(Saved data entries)
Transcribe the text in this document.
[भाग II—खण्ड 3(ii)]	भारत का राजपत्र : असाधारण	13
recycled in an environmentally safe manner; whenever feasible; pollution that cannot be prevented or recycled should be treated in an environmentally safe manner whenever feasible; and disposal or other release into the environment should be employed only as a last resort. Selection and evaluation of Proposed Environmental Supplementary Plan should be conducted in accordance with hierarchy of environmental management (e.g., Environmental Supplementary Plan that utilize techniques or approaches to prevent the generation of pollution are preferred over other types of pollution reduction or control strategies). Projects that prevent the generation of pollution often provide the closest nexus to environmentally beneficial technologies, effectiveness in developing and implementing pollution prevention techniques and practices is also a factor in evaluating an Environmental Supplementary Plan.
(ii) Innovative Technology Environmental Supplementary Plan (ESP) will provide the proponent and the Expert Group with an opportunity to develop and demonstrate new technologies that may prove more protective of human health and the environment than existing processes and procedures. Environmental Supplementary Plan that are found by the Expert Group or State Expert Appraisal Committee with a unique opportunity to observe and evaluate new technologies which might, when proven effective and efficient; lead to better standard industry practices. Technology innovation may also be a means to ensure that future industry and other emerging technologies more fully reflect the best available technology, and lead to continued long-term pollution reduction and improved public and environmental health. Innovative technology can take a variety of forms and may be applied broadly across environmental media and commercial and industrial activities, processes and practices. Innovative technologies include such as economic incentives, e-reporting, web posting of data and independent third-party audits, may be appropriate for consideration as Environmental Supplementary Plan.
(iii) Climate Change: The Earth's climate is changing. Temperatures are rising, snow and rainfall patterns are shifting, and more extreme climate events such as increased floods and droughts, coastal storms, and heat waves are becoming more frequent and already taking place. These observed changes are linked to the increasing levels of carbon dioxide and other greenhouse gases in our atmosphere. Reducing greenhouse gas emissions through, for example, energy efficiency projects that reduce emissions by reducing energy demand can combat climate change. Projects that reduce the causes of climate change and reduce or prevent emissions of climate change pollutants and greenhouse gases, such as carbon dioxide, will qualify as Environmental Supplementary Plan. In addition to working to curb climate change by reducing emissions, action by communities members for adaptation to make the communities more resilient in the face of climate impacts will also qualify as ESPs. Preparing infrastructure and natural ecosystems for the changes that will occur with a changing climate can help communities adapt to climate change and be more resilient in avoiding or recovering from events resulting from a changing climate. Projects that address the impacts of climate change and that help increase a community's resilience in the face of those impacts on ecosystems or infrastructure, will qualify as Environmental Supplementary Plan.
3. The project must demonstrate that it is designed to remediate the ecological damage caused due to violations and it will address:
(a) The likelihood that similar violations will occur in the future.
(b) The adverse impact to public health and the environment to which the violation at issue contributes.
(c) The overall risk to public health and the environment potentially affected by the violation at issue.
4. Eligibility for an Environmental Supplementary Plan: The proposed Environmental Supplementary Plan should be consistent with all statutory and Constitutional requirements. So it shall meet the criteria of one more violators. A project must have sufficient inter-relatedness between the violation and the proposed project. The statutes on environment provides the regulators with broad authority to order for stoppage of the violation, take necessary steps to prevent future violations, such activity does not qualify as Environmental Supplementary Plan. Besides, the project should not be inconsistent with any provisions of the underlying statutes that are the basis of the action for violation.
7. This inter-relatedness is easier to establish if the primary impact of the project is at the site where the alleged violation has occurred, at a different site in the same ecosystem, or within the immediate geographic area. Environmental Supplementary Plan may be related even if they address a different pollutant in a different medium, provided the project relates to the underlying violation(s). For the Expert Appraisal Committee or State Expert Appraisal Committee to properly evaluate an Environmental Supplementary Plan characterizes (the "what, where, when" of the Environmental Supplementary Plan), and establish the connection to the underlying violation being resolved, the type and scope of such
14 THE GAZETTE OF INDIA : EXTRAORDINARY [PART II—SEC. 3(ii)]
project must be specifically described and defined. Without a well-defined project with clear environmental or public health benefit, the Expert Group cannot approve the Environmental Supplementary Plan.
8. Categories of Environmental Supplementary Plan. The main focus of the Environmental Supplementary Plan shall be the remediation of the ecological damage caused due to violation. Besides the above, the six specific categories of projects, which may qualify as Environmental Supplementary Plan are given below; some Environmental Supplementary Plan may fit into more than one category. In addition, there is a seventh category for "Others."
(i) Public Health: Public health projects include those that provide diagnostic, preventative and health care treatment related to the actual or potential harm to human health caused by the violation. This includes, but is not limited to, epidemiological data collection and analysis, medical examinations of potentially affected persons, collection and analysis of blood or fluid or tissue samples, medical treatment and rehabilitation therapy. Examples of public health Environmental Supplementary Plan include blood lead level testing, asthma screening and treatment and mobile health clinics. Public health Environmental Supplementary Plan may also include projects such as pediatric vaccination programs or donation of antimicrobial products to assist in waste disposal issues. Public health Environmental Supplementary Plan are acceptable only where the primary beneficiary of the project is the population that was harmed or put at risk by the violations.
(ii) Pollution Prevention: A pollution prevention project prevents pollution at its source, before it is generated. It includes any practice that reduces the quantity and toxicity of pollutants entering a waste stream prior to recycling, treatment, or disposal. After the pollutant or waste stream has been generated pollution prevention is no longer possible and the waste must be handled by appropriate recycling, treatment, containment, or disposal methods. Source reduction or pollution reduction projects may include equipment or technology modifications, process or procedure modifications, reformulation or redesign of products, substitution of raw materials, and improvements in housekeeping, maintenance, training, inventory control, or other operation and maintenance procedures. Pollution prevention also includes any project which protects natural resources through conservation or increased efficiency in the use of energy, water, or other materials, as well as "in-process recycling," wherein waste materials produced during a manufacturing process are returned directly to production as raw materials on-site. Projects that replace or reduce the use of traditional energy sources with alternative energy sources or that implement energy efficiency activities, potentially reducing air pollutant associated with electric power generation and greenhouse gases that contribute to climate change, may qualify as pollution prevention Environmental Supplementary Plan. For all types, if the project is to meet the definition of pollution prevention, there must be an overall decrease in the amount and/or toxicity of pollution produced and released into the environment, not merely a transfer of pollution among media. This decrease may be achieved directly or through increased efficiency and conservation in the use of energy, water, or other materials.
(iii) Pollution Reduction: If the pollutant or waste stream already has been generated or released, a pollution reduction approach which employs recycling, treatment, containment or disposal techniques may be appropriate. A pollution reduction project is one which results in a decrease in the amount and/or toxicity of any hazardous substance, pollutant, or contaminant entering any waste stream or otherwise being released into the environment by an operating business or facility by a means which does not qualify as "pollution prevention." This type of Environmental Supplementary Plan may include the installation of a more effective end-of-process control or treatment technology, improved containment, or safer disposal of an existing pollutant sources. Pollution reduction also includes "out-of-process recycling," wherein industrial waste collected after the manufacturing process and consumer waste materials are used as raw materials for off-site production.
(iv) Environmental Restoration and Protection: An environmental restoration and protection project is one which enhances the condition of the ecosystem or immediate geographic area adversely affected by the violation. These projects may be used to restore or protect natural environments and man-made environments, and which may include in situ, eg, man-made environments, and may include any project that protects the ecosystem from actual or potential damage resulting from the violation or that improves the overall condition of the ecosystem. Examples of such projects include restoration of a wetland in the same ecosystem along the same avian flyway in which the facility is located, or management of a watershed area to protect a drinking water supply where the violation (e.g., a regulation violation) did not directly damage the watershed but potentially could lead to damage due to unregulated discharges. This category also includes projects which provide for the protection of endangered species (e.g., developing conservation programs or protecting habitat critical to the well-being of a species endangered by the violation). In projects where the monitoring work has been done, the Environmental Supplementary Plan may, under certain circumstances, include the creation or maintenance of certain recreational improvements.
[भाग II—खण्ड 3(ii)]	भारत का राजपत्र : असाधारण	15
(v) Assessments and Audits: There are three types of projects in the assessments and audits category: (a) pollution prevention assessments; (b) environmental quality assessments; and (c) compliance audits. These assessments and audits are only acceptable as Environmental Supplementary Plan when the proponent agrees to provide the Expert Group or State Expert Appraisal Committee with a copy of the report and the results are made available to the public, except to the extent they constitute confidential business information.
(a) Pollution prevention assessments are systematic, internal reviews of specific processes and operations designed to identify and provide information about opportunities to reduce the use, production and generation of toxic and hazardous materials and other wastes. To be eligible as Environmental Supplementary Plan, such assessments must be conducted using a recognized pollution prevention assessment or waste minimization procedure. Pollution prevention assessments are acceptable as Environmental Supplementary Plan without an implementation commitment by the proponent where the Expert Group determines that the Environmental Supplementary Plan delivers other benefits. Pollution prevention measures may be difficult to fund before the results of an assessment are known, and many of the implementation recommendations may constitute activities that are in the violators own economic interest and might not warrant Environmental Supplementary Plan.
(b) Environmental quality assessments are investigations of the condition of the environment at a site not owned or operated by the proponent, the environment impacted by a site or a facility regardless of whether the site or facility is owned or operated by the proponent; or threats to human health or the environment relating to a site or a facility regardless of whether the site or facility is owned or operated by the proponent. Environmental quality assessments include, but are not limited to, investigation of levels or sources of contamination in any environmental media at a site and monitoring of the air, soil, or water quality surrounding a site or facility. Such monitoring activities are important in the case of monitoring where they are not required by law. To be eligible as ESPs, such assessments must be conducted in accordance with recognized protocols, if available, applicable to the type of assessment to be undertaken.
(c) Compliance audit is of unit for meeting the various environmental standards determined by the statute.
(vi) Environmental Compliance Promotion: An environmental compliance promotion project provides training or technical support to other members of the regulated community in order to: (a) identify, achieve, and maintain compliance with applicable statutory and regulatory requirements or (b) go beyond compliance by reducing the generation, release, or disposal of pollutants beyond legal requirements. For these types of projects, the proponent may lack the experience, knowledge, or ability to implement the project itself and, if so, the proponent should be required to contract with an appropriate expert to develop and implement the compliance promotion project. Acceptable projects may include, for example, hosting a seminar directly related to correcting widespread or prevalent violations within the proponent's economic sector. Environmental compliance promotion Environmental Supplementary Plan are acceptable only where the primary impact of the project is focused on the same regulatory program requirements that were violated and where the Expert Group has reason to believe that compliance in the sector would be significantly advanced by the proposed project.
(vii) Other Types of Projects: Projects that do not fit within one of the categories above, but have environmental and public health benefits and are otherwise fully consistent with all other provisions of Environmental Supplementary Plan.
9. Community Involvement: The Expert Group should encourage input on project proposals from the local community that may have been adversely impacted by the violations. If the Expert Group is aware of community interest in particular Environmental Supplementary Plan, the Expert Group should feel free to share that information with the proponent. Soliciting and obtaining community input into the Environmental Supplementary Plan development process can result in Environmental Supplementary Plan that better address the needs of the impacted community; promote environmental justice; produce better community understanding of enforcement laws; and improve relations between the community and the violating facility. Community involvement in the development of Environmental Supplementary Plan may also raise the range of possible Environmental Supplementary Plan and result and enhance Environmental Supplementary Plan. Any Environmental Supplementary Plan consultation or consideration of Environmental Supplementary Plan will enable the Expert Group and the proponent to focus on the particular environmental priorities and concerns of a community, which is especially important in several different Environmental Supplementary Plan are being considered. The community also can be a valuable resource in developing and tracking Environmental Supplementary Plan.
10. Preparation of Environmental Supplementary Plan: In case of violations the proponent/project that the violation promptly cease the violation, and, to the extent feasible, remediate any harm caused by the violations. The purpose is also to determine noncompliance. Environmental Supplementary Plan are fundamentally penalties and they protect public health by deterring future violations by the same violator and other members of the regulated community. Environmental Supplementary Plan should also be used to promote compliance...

Exercise prompt:
Select and copy every line of the listing with the word "constitute".

Task answer:
(v) Assessments and Audits: There are three types of projects in the assessments and audits category: (a) pollution prevention assessments; (b) environmental quality assessments; and (c) compliance audits. These assessments and audits are only acceptable as Environmental Supplementary Plan when the proponent agrees to provide the Expert Group or State Expert Appraisal Committee with a copy of the report and the results are made available to the public, except to the extent they constitute confidential business information.
(a) Pollution prevention assessments are systematic, internal reviews of specific processes and operations designed to identify and provide information about opportunities to reduce the use, production and generation of toxic and hazardous materials and other wastes. To be eligible as Environmental Supplementary Plan, such assessments must be conducted using a recognized pollution prevention assessment or waste minimization procedure. Pollution prevention assessments are acceptable as Environmental Supplementary Plan without an implementation commitment by the proponent where the Expert Group determines that the Environmental Supplementary Plan delivers other benefits. Pollution prevention measures may be difficult to fund before the results of an assessment are known, and many of the implementation recommendations may constitute activities that are in the violators own economic interest and might not warrant Environmental Supplementary Plan.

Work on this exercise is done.